=== Listing ===

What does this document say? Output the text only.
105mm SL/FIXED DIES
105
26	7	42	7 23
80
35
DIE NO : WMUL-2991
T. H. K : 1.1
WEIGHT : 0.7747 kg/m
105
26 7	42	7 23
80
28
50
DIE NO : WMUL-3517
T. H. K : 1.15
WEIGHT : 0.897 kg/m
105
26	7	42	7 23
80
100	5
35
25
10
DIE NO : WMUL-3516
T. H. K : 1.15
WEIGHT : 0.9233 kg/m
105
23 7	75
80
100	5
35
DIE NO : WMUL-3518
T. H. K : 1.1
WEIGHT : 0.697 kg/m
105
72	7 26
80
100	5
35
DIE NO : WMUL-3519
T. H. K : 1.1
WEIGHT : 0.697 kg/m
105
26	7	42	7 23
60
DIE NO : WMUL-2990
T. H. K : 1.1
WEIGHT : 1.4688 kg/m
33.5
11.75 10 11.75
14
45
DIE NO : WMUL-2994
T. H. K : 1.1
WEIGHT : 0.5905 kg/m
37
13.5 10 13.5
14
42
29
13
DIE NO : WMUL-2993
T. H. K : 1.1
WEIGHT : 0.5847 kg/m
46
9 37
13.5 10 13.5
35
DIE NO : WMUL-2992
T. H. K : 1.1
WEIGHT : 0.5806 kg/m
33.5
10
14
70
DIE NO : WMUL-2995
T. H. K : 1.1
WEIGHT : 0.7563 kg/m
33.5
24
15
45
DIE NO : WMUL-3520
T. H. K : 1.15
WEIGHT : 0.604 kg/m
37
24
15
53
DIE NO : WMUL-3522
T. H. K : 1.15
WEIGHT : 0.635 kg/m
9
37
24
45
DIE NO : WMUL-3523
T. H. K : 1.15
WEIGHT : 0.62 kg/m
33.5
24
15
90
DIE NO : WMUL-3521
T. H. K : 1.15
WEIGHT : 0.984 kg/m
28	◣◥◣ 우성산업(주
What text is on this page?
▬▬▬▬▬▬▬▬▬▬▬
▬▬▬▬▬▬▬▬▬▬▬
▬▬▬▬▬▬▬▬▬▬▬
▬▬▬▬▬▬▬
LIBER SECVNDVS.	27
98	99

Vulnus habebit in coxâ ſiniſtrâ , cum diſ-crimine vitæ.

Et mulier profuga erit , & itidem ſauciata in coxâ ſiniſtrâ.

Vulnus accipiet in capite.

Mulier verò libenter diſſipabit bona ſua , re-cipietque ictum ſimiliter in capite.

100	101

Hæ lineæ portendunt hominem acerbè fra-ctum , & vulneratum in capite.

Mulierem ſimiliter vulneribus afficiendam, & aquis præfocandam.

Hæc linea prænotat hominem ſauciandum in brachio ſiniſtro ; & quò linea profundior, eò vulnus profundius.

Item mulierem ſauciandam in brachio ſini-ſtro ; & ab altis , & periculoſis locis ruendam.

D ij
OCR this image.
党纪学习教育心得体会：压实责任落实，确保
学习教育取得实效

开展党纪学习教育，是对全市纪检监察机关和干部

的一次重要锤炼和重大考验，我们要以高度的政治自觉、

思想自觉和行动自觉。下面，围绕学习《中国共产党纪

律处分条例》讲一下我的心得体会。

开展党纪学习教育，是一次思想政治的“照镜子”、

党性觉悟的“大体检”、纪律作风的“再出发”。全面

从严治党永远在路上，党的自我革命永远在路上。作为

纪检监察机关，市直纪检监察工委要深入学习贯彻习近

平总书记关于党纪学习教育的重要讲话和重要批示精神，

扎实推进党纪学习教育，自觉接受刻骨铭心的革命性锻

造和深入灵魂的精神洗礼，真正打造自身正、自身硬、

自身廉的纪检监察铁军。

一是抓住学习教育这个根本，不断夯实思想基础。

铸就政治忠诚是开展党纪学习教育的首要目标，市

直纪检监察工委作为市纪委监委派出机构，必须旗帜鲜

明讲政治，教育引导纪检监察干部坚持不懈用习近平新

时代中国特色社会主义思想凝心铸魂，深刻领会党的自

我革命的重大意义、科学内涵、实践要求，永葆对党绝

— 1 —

===

### Direction
All of the data needs to be printed once more, exactly.

### Problem solution
What does this document say? Output the text only.
105mm SL/FIXED DIES
105
26	7	42	7 23
80
35
DIE NO : WMUL-2991
T. H. K : 1.1
WEIGHT : 0.7747 kg/m
105
26 7	42	7 23
80
28
50
DIE NO : WMUL-3517
T. H. K : 1.15
WEIGHT : 0.897 kg/m
105
26	7	42	7 23
80
100	5
35
25
10
DIE NO : WMUL-3516
T. H. K : 1.15
WEIGHT : 0.9233 kg/m
105
23 7	75
80
100	5
35
DIE NO : WMUL-3518
T. H. K : 1.1
WEIGHT : 0.697 kg/m
105
72	7 26
80
100	5
35
DIE NO : WMUL-3519
T. H. K : 1.1
WEIGHT : 0.697 kg/m
105
26	7	42	7 23
60
DIE NO : WMUL-2990
T. H. K : 1.1
WEIGHT : 1.4688 kg/m
33.5
11.75 10 11.75
14
45
DIE NO : WMUL-2994
T. H. K : 1.1
WEIGHT : 0.5905 kg/m
37
13.5 10 13.5
14
42
29
13
DIE NO : WMUL-2993
T. H. K : 1.1
WEIGHT : 0.5847 kg/m
46
9 37
13.5 10 13.5
35
DIE NO : WMUL-2992
T. H. K : 1.1
WEIGHT : 0.5806 kg/m
33.5
10
14
70
DIE NO : WMUL-2995
T. H. K : 1.1
WEIGHT : 0.7563 kg/m
33.5
24
15
45
DIE NO : WMUL-3520
T. H. K : 1.15
WEIGHT : 0.604 kg/m
37
24
15
53
DIE NO : WMUL-3522
T. H. K : 1.15
WEIGHT : 0.635 kg/m
9
37
24
45
DIE NO : WMUL-3523
T. H. K : 1.15
WEIGHT : 0.62 kg/m
33.5
24
15
90
DIE NO : WMUL-3521
T. H. K : 1.15
WEIGHT : 0.984 kg/m
28	◣◥◣ 우성산업(주
What text is on this page?
▬▬▬▬▬▬▬▬▬▬▬
▬▬▬▬▬▬▬▬▬▬▬
▬▬▬▬▬▬▬▬▬▬▬
▬▬▬▬▬▬▬
LIBER SECVNDVS.	27
98	99

Vulnus habebit in coxâ ſiniſtrâ , cum diſ-crimine vitæ.

Et mulier profuga erit , & itidem ſauciata in coxâ ſiniſtrâ.

Vulnus accipiet in capite.

Mulier verò libenter diſſipabit bona ſua , re-cipietque ictum ſimiliter in capite.

100	101

Hæ lineæ portendunt hominem acerbè fra-ctum , & vulneratum in capite.

Mulierem ſimiliter vulneribus afficiendam, & aquis præfocandam.

Hæc linea prænotat hominem ſauciandum in brachio ſiniſtro ; & quò linea profundior, eò vulnus profundius.

Item mulierem ſauciandam in brachio ſini-ſtro ; & ab altis , & periculoſis locis ruendam.

D ij
OCR this image.
党纪学习教育心得体会：压实责任落实，确保
学习教育取得实效

开展党纪学习教育，是对全市纪检监察机关和干部

的一次重要锤炼和重大考验，我们要以高度的政治自觉、

思想自觉和行动自觉。下面，围绕学习《中国共产党纪

律处分条例》讲一下我的心得体会。

开展党纪学习教育，是一次思想政治的“照镜子”、

党性觉悟的“大体检”、纪律作风的“再出发”。全面

从严治党永远在路上，党的自我革命永远在路上。作为

纪检监察机关，市直纪检监察工委要深入学习贯彻习近

平总书记关于党纪学习教育的重要讲话和重要批示精神，

扎实推进党纪学习教育，自觉接受刻骨铭心的革命性锻

造和深入灵魂的精神洗礼，真正打造自身正、自身硬、

自身廉的纪检监察铁军。

一是抓住学习教育这个根本，不断夯实思想基础。

铸就政治忠诚是开展党纪学习教育的首要目标，市

直纪检监察工委作为市纪委监委派出机构，必须旗帜鲜

明讲政治，教育引导纪检监察干部坚持不懈用习近平新

时代中国特色社会主义思想凝心铸魂，深刻领会党的自

我革命的重大意义、科学内涵、实践要求，永葆对党绝

— 1 —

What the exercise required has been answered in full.